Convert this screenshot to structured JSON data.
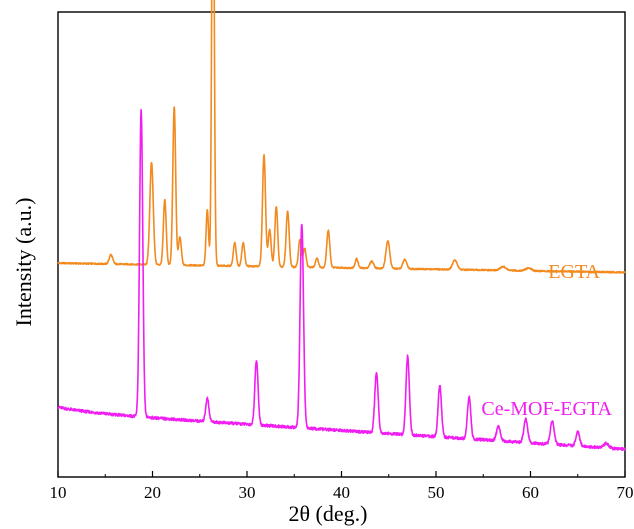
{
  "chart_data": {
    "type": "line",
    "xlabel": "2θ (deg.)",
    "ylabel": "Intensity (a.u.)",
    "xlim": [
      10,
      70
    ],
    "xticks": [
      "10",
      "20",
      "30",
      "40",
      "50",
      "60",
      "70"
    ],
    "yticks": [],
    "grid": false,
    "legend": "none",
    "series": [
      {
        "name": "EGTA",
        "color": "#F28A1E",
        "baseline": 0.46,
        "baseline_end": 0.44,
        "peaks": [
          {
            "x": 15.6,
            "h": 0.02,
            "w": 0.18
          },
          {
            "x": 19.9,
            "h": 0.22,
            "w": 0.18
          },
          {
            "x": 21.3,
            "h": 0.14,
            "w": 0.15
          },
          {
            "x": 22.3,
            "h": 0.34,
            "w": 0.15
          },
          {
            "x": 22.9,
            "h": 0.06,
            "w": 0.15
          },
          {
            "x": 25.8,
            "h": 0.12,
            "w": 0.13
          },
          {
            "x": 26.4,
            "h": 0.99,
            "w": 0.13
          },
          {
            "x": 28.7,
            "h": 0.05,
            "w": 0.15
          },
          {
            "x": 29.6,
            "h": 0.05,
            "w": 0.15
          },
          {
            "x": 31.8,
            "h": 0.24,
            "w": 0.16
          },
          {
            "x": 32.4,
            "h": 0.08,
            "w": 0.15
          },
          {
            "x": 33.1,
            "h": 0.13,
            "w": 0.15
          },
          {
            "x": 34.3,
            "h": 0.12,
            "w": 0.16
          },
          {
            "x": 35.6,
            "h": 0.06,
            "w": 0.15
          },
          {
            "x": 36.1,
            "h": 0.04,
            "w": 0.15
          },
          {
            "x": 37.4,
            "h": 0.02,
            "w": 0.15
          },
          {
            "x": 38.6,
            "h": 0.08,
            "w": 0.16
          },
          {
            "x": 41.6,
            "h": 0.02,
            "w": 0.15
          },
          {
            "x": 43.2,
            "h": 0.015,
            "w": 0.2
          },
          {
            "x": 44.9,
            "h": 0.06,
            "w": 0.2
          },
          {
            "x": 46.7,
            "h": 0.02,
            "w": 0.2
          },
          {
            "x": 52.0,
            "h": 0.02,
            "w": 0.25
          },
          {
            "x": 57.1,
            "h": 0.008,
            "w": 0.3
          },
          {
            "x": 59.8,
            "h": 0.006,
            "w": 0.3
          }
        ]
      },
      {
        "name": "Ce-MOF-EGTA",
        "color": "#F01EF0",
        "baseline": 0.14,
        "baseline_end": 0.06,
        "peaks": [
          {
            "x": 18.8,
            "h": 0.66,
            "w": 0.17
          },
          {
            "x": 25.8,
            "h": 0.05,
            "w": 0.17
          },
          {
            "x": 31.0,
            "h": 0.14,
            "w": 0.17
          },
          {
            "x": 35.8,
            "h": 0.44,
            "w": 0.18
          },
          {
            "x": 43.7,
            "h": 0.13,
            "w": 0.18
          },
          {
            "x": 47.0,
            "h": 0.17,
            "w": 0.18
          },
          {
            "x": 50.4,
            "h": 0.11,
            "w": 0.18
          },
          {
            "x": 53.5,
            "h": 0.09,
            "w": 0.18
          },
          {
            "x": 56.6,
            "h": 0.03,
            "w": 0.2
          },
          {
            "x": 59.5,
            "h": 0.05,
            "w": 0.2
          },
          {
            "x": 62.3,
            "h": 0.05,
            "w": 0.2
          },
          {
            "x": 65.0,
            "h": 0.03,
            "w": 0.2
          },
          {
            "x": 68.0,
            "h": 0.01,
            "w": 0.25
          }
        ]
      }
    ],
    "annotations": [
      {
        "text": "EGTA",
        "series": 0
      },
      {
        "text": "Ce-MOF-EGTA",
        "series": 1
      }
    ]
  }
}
####################
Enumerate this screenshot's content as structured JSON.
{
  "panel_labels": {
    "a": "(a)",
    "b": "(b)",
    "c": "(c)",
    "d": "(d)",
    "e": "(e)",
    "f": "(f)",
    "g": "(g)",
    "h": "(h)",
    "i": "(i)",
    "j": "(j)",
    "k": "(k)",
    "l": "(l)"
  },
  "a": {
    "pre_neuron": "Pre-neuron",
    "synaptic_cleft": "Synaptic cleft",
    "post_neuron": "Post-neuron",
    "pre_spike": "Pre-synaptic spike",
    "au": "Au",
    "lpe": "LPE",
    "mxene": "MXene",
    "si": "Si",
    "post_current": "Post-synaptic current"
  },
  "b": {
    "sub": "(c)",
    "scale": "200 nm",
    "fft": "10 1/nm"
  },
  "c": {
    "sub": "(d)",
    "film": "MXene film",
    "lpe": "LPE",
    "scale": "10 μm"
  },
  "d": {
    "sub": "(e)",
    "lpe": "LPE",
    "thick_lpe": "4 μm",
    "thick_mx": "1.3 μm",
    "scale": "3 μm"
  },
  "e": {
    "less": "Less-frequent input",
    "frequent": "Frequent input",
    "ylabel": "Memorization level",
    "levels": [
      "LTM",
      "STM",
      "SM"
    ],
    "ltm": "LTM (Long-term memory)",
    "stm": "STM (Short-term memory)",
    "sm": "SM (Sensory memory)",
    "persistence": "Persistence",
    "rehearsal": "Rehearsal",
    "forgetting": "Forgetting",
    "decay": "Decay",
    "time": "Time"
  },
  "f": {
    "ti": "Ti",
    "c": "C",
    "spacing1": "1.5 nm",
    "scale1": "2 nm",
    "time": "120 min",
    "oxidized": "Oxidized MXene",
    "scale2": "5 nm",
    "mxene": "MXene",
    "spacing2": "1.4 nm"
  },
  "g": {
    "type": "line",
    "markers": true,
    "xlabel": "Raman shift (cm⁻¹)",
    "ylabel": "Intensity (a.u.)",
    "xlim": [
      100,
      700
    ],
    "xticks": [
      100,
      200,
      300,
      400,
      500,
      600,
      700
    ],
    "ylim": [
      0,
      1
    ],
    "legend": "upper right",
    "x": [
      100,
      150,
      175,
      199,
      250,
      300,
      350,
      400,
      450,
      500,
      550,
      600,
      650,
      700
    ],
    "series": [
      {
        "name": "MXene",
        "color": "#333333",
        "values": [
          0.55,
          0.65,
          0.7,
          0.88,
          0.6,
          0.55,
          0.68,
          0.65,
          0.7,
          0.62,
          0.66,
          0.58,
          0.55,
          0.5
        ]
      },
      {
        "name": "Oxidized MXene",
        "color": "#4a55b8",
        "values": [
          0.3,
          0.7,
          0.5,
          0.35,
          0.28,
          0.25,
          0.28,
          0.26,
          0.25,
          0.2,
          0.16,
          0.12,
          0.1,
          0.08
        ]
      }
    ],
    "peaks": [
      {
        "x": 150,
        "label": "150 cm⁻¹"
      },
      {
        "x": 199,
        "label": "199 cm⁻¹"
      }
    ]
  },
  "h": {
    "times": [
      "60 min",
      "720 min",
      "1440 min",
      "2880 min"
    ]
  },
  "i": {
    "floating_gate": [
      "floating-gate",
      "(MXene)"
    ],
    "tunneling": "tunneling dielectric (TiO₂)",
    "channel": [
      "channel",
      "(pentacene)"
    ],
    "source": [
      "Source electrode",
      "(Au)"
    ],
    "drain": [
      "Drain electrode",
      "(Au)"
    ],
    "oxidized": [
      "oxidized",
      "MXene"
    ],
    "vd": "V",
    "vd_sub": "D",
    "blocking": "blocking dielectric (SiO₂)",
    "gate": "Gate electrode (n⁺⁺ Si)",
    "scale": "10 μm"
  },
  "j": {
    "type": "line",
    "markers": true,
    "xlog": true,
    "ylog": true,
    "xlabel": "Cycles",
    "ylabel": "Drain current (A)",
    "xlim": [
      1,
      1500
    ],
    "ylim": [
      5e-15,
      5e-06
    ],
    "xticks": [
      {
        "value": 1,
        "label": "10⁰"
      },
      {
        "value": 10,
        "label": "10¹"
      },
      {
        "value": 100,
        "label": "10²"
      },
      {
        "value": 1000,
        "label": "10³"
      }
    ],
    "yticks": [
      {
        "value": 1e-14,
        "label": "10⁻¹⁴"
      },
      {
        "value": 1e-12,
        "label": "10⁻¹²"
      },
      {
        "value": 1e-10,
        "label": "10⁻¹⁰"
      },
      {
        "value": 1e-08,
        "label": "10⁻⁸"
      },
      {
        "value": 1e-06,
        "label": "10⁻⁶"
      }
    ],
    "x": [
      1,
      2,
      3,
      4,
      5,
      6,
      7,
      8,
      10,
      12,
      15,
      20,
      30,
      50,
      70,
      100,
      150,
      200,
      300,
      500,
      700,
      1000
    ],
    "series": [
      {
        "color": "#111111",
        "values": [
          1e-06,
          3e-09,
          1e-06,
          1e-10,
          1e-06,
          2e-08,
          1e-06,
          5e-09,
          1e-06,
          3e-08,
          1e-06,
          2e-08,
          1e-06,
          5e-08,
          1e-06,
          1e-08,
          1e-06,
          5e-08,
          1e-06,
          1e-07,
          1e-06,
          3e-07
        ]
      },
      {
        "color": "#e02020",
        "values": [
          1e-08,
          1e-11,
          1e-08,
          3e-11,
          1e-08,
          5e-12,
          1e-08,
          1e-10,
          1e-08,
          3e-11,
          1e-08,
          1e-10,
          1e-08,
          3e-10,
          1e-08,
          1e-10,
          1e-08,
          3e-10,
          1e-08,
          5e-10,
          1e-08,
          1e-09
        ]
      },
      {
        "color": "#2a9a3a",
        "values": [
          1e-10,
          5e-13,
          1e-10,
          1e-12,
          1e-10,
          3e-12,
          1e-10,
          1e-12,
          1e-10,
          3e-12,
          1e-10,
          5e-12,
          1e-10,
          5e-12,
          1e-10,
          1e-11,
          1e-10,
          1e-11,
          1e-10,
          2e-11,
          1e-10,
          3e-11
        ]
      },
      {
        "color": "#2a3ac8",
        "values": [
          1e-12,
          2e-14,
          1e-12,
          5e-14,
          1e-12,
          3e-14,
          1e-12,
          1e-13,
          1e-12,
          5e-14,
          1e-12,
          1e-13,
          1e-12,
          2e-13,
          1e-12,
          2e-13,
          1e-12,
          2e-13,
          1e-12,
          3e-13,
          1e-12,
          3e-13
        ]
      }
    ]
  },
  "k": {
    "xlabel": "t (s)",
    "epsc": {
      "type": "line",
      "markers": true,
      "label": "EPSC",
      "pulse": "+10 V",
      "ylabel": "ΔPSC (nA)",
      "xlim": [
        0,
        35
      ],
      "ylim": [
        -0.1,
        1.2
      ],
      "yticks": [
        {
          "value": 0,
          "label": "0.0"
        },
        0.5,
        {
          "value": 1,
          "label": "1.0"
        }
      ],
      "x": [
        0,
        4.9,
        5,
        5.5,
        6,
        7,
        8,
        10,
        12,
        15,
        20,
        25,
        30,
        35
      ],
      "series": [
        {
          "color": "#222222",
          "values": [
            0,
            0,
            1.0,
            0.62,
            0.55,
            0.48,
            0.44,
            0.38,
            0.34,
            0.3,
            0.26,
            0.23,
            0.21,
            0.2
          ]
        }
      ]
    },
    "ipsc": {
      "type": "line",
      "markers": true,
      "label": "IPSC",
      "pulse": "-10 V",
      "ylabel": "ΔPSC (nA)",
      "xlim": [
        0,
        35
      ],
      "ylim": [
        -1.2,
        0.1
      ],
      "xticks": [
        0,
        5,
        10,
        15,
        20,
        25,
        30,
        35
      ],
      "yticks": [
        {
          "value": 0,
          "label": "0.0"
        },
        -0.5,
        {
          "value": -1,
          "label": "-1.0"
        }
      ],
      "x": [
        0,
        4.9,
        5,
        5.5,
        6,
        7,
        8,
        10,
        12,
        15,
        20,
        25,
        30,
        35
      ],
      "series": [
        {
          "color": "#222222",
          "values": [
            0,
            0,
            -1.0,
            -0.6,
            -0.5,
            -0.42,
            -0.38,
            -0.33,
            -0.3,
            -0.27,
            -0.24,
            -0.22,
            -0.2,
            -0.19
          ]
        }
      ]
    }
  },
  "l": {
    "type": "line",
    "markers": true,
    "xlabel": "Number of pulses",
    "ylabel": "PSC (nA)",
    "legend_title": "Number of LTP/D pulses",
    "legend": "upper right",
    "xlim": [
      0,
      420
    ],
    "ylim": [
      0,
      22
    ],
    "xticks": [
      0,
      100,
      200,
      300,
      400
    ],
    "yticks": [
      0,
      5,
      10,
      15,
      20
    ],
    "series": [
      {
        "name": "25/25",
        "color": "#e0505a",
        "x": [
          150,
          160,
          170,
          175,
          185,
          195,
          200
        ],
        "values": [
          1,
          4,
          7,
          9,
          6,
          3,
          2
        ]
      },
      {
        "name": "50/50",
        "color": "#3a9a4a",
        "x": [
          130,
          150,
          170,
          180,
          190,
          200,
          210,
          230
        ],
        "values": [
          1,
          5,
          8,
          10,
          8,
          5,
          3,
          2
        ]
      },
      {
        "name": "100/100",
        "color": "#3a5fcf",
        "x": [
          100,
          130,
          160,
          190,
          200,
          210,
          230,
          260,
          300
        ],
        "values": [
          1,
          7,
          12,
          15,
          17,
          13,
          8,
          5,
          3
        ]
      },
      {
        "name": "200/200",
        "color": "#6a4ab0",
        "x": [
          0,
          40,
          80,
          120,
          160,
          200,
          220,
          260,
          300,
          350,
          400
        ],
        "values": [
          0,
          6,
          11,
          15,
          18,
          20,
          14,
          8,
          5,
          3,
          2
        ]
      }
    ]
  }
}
####################
Given exercise → Of the lines above, how many hold the string "this"? Answer with only the number.

In response → 2